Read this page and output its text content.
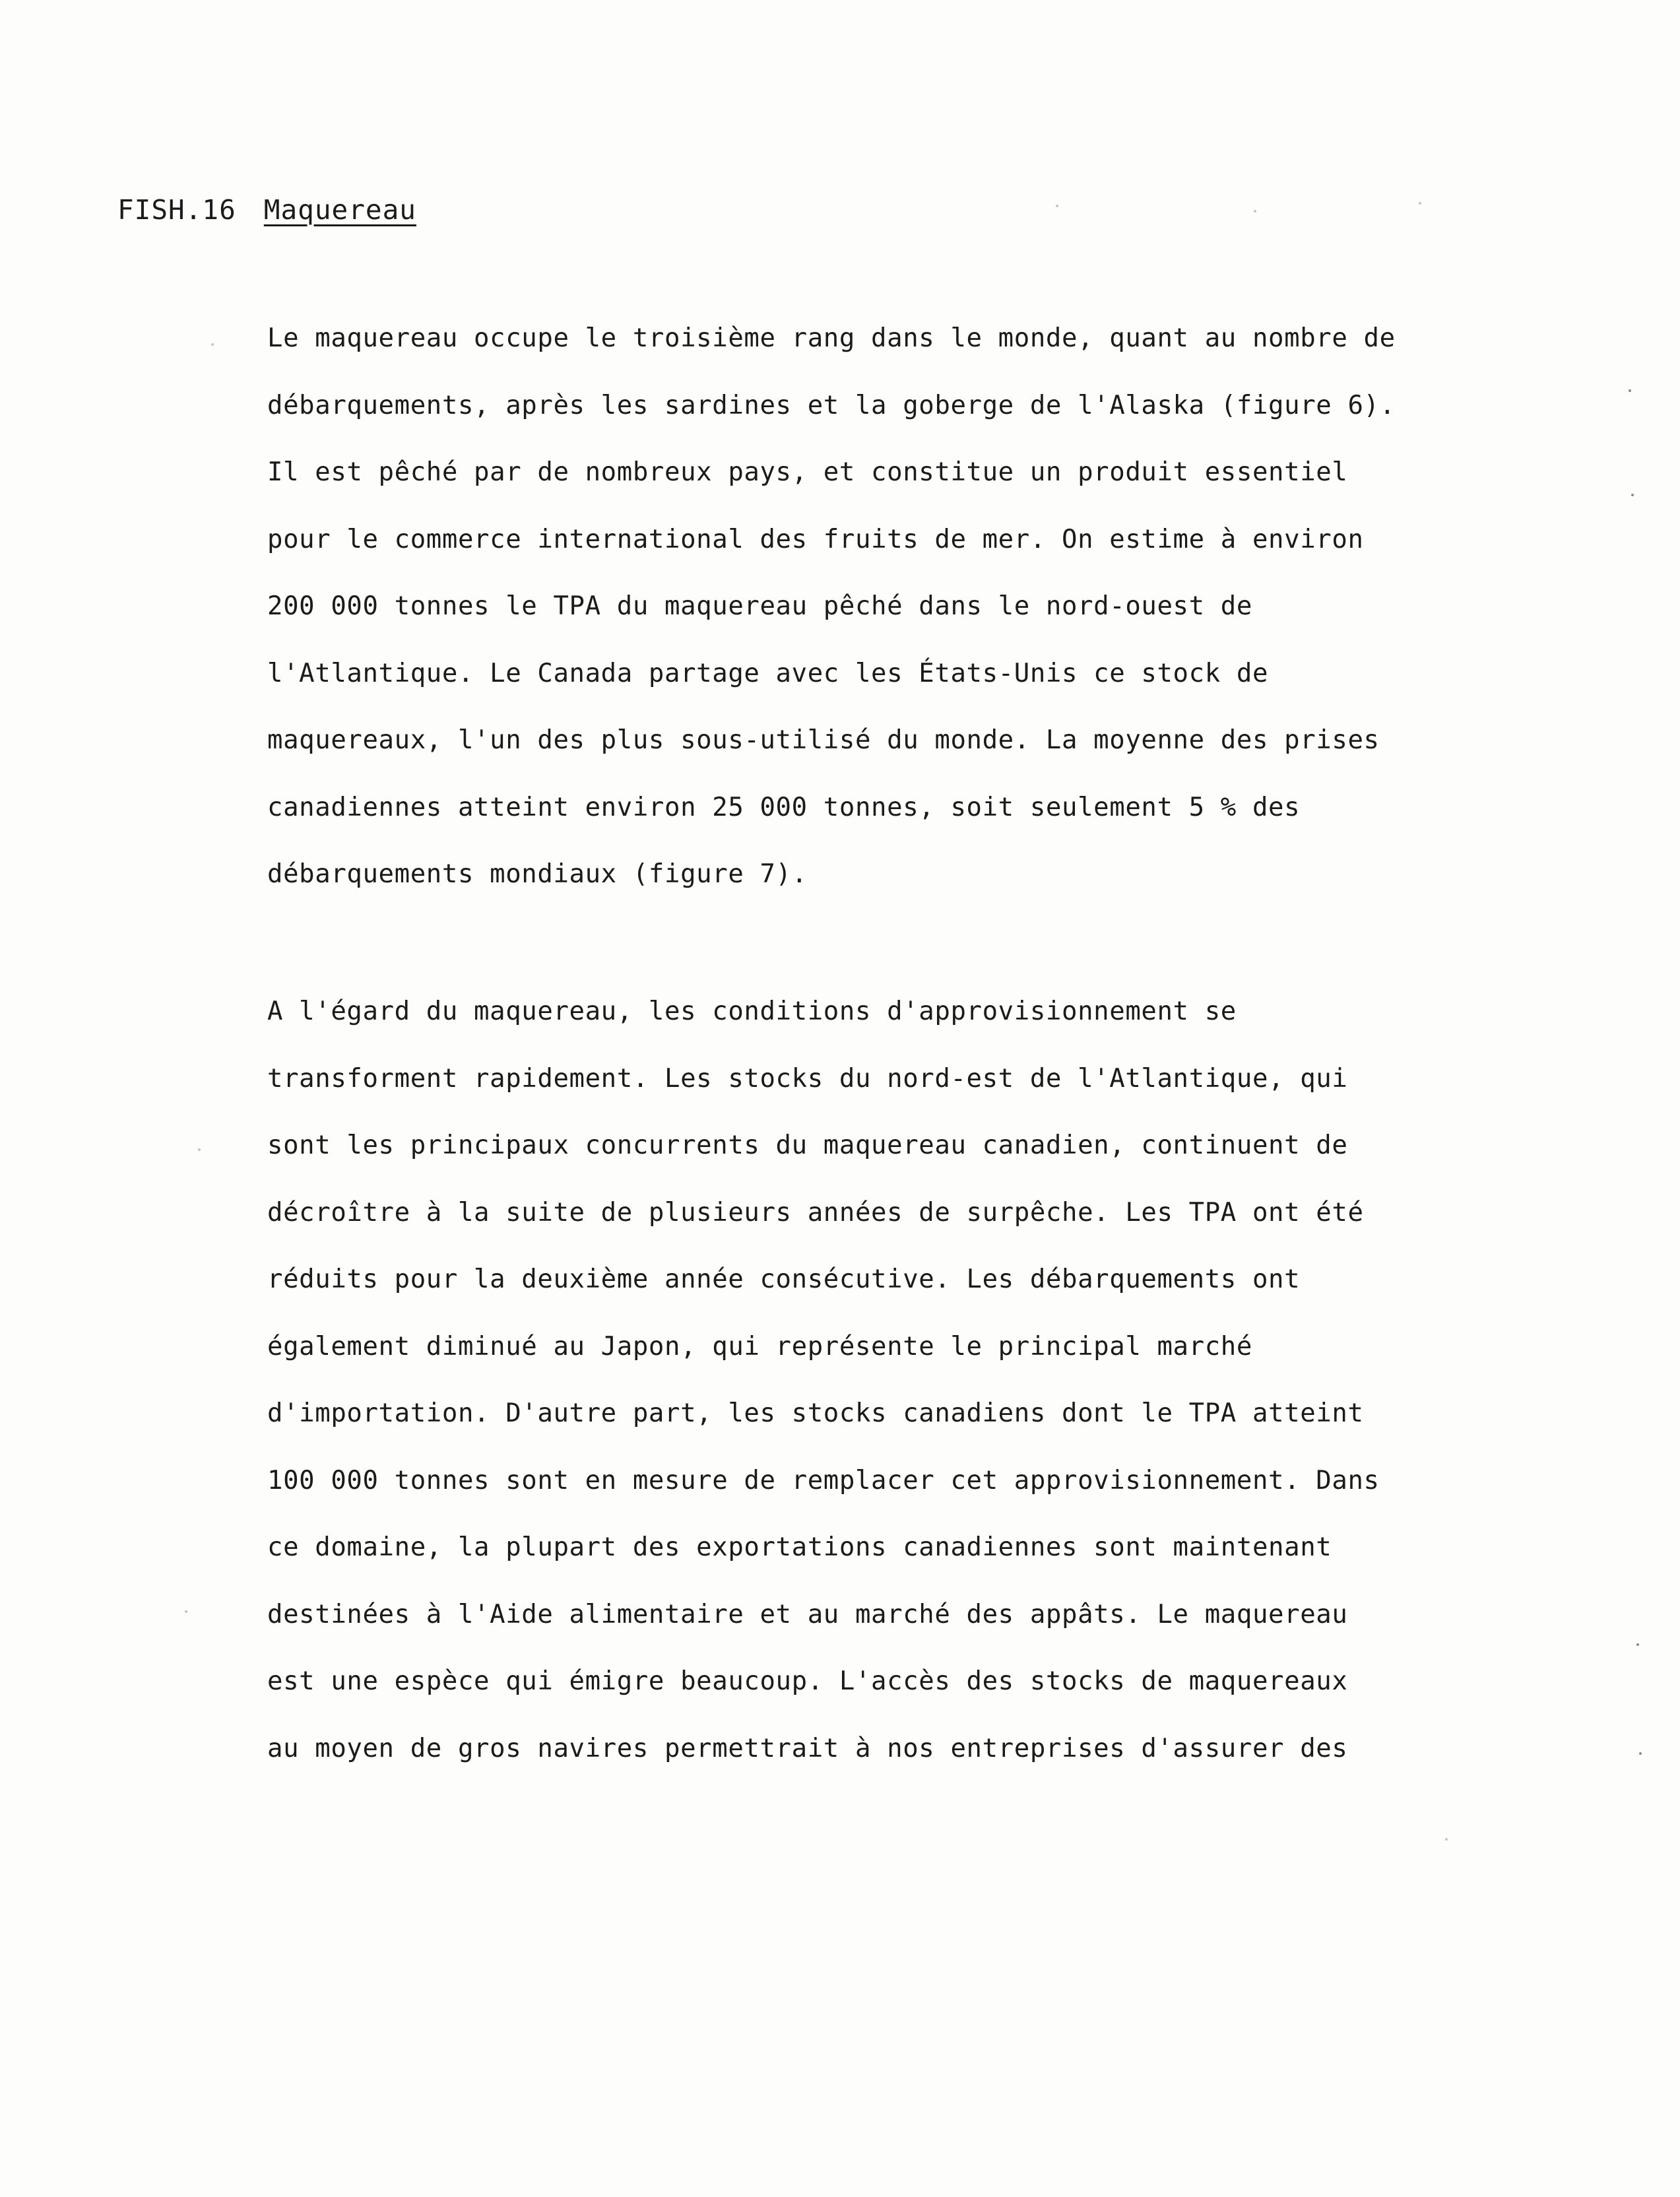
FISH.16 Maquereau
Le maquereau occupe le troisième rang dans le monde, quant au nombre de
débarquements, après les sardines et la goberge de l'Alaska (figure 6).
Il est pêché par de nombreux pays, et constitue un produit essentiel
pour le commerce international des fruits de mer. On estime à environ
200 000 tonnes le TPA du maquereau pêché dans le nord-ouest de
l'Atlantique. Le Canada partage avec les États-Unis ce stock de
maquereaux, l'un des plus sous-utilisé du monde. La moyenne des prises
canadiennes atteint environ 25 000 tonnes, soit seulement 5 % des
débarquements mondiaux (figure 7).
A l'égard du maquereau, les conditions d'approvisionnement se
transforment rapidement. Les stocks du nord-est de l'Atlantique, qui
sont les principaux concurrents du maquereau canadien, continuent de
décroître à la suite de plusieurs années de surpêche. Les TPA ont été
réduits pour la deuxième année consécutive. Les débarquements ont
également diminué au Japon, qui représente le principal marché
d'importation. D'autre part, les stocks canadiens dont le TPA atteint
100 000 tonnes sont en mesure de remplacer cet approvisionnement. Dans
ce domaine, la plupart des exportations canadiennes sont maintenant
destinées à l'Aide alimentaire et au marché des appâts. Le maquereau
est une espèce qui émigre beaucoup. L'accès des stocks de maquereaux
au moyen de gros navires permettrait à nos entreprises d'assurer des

---

**EXERCISE**
Write the material out again exactly as it appears, dropping the pictures.

**OUTPUT BELOW**
Read this page and output its text content.
FISH.16 Maquereau
Le maquereau occupe le troisième rang dans le monde, quant au nombre de
débarquements, après les sardines et la goberge de l'Alaska (figure 6).
Il est pêché par de nombreux pays, et constitue un produit essentiel
pour le commerce international des fruits de mer. On estime à environ
200 000 tonnes le TPA du maquereau pêché dans le nord-ouest de
l'Atlantique. Le Canada partage avec les États-Unis ce stock de
maquereaux, l'un des plus sous-utilisé du monde. La moyenne des prises
canadiennes atteint environ 25 000 tonnes, soit seulement 5 % des
débarquements mondiaux (figure 7).
A l'égard du maquereau, les conditions d'approvisionnement se
transforment rapidement. Les stocks du nord-est de l'Atlantique, qui
sont les principaux concurrents du maquereau canadien, continuent de
décroître à la suite de plusieurs années de surpêche. Les TPA ont été
réduits pour la deuxième année consécutive. Les débarquements ont
également diminué au Japon, qui représente le principal marché
d'importation. D'autre part, les stocks canadiens dont le TPA atteint
100 000 tonnes sont en mesure de remplacer cet approvisionnement. Dans
ce domaine, la plupart des exportations canadiennes sont maintenant
destinées à l'Aide alimentaire et au marché des appâts. Le maquereau
est une espèce qui émigre beaucoup. L'accès des stocks de maquereaux
au moyen de gros navires permettrait à nos entreprises d'assurer des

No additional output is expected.